Find every line in the records that holds the string "رأينا". Copy each one.

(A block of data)
:::::

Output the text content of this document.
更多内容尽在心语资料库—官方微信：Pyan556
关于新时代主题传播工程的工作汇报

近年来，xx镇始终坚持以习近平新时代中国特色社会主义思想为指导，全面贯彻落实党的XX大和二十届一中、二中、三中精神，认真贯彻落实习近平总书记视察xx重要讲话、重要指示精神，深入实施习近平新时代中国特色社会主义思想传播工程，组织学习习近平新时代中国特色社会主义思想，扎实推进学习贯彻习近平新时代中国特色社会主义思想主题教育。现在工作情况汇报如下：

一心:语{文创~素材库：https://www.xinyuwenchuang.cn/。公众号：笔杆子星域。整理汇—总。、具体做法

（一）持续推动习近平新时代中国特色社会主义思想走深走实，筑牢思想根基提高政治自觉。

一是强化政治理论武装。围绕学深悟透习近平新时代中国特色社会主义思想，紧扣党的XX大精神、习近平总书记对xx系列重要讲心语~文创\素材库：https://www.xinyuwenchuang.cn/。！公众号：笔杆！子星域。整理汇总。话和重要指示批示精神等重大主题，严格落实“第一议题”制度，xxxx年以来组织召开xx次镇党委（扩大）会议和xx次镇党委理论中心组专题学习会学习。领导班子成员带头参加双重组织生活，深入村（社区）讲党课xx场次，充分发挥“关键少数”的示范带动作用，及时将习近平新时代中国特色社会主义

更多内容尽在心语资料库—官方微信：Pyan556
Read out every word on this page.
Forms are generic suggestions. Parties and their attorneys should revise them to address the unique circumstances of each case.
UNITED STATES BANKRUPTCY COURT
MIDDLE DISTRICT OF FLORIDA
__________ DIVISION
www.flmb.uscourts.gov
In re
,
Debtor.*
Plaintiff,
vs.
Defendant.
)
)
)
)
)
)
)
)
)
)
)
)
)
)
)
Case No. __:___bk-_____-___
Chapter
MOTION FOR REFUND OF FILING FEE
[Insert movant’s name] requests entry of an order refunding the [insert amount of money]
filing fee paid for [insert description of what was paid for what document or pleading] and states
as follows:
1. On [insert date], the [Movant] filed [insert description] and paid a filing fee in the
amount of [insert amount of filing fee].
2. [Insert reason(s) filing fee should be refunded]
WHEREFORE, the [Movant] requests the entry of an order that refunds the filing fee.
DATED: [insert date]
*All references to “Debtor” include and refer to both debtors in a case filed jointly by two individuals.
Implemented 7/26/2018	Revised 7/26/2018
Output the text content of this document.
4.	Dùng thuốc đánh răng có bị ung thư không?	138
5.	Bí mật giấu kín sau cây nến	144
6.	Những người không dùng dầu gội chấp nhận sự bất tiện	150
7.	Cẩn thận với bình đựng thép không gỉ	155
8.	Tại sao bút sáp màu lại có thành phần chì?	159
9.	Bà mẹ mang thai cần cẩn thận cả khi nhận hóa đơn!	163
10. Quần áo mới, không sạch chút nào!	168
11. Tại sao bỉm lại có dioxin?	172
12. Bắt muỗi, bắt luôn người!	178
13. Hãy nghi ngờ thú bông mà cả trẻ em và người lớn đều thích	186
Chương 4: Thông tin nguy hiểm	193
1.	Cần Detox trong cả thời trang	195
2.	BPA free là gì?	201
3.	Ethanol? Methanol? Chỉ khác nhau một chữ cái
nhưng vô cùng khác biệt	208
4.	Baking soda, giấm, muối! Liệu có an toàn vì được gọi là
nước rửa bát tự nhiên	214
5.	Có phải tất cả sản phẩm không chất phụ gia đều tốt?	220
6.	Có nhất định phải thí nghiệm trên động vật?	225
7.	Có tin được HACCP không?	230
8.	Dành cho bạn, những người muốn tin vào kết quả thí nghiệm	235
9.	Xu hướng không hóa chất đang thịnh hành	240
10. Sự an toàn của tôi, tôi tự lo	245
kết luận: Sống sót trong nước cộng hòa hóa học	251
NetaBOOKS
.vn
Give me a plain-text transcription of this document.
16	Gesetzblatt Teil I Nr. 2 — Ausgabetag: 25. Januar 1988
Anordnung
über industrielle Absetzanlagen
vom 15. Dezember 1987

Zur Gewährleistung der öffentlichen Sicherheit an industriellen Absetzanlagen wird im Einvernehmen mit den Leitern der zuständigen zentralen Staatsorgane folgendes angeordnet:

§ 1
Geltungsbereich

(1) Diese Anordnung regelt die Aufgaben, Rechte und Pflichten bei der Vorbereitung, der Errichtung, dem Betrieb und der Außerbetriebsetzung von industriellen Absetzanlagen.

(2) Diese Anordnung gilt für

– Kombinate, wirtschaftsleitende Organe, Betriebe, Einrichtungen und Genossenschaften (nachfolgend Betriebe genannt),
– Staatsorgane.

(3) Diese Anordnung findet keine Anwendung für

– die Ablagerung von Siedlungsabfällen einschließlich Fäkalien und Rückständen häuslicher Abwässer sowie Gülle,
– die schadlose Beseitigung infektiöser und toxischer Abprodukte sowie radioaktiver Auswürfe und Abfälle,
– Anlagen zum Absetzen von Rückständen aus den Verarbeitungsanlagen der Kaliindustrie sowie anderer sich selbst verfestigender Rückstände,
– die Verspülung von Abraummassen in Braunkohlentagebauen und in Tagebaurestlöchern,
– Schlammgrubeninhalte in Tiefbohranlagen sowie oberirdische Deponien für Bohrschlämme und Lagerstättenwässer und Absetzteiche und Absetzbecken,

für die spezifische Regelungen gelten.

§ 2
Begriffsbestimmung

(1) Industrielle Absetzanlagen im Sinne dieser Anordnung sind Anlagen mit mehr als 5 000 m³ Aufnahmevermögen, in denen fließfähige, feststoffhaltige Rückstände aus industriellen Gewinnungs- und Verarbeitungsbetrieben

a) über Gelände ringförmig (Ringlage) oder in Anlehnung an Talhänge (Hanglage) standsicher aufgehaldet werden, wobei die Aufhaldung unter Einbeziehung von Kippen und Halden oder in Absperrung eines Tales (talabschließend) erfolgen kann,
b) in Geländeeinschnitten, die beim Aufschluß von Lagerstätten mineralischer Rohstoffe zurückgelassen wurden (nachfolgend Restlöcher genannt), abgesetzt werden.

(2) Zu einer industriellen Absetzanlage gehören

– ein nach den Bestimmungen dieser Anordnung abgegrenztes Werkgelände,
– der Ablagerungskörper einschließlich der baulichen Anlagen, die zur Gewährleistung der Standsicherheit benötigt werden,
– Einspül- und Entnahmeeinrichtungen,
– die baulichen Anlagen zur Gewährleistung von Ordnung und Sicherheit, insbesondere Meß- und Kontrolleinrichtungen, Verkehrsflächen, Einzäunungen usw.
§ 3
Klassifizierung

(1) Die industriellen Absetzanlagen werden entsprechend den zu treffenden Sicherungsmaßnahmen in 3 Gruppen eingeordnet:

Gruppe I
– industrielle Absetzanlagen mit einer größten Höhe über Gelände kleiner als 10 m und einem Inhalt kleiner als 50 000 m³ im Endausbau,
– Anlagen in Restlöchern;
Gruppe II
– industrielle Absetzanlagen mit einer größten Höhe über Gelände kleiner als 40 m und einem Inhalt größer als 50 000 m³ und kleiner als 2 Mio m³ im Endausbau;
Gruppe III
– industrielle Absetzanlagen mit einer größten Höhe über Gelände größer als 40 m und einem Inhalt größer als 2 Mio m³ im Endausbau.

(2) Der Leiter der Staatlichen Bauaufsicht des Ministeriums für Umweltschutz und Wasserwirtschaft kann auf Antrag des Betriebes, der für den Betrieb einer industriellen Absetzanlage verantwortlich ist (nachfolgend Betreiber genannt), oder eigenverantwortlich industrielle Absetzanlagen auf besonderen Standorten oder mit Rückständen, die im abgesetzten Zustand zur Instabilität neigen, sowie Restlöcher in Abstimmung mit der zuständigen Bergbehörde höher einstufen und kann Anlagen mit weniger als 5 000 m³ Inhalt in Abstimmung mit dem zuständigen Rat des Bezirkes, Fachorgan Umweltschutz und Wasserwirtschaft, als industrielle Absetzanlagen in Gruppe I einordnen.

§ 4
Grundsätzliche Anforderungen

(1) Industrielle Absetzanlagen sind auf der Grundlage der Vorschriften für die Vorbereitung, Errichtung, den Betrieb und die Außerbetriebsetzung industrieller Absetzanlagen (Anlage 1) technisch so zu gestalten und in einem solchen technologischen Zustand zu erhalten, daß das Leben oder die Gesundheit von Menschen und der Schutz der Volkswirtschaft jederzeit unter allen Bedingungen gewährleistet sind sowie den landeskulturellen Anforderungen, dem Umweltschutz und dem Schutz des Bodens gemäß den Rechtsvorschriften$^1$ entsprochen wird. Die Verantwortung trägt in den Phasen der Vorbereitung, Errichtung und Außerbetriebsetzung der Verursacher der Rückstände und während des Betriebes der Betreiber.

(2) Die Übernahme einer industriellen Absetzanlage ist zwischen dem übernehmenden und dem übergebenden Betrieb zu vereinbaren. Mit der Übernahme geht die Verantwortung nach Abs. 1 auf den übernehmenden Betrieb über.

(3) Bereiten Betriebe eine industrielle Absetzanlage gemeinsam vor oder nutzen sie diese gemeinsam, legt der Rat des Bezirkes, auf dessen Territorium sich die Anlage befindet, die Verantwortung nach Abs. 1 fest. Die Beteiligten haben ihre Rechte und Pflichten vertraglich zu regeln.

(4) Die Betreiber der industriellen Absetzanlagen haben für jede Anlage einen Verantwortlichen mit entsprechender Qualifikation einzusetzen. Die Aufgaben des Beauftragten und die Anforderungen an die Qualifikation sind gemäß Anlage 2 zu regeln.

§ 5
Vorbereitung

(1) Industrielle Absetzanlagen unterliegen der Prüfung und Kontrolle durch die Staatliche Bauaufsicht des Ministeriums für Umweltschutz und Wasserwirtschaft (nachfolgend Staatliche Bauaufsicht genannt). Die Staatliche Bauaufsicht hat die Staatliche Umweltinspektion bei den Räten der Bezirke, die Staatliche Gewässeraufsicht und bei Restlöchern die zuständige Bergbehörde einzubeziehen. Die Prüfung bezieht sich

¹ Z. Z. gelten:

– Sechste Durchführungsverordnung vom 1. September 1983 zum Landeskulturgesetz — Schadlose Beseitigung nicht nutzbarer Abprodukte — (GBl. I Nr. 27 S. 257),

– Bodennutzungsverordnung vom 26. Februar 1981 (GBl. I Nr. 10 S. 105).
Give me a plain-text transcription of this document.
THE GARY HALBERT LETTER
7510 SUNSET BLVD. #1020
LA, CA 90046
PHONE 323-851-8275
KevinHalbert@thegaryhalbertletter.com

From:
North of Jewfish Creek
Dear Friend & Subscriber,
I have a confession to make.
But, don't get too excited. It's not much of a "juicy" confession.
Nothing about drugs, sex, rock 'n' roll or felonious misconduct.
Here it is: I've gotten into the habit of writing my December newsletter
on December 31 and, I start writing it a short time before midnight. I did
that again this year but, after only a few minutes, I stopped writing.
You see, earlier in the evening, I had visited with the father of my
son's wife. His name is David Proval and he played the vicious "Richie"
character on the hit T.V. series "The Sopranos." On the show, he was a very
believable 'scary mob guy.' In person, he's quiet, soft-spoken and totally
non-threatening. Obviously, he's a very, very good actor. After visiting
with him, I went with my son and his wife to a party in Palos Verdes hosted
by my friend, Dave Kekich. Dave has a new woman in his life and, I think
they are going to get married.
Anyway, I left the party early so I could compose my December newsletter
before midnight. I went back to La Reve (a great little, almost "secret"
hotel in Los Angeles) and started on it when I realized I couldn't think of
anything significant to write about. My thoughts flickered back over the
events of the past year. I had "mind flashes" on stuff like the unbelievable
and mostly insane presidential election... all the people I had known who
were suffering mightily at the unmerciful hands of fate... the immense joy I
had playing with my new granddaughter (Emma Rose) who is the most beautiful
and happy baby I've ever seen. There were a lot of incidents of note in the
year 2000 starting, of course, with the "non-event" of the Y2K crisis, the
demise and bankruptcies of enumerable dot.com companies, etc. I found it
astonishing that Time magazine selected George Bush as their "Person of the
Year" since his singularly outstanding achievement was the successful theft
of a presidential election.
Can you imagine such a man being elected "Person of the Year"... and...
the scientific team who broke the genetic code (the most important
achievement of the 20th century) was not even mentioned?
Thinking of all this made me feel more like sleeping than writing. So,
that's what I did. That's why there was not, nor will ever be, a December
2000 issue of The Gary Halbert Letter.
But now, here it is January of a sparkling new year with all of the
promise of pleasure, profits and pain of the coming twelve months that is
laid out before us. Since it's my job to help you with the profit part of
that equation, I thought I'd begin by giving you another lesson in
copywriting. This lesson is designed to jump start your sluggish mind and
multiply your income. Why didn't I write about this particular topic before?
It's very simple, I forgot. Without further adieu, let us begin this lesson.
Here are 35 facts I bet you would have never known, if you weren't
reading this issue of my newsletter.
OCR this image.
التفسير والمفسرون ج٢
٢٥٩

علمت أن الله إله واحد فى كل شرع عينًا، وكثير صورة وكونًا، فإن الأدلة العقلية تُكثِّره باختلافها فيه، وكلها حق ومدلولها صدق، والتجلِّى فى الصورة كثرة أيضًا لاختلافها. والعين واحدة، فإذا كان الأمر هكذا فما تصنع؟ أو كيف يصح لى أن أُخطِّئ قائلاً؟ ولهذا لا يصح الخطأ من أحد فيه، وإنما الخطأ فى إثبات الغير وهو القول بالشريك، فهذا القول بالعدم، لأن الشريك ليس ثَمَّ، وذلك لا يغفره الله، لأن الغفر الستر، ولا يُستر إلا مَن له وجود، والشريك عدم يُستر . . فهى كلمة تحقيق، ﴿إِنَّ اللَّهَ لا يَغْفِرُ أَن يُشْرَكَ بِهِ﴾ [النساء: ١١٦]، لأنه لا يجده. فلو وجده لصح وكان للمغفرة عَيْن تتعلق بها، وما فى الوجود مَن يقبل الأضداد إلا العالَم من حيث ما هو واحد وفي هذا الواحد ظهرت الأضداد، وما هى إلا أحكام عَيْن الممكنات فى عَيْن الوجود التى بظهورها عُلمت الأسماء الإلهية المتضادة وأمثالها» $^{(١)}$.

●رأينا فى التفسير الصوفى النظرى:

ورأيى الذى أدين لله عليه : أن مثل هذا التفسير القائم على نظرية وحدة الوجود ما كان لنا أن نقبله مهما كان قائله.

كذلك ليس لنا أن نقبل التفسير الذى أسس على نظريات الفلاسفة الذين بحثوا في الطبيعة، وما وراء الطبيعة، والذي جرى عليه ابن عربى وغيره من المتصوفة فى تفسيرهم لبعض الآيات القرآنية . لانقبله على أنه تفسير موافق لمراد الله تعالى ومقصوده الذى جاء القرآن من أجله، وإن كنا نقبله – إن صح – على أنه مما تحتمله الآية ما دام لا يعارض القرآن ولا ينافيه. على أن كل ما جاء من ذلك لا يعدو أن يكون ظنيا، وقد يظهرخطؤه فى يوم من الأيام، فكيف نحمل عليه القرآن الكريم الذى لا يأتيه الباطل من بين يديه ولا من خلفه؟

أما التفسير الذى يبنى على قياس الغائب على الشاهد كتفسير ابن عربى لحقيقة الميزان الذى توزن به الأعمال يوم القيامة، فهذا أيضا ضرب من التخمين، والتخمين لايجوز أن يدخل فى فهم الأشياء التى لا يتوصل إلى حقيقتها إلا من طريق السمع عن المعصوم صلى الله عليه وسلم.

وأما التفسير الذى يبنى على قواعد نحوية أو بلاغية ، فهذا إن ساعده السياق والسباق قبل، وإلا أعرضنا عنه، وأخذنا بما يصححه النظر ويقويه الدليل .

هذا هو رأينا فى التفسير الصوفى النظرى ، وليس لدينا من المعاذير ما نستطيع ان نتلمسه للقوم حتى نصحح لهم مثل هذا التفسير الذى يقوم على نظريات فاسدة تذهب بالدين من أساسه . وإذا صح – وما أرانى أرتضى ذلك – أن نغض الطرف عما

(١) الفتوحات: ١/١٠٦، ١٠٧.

:::::

- **OUTPUT OF THE EXERCISE**:
●رأينا فى التفسير الصوفى النظرى:
هذا هو رأينا فى التفسير الصوفى النظرى ، وليس لدينا من المعاذير ما نستطيع ان نتلمسه للقوم حتى نصحح لهم مثل هذا التفسير الذى يقوم على نظريات فاسدة تذهب بالدين من أساسه . وإذا صح – وما أرانى أرتضى ذلك – أن نغض الطرف عما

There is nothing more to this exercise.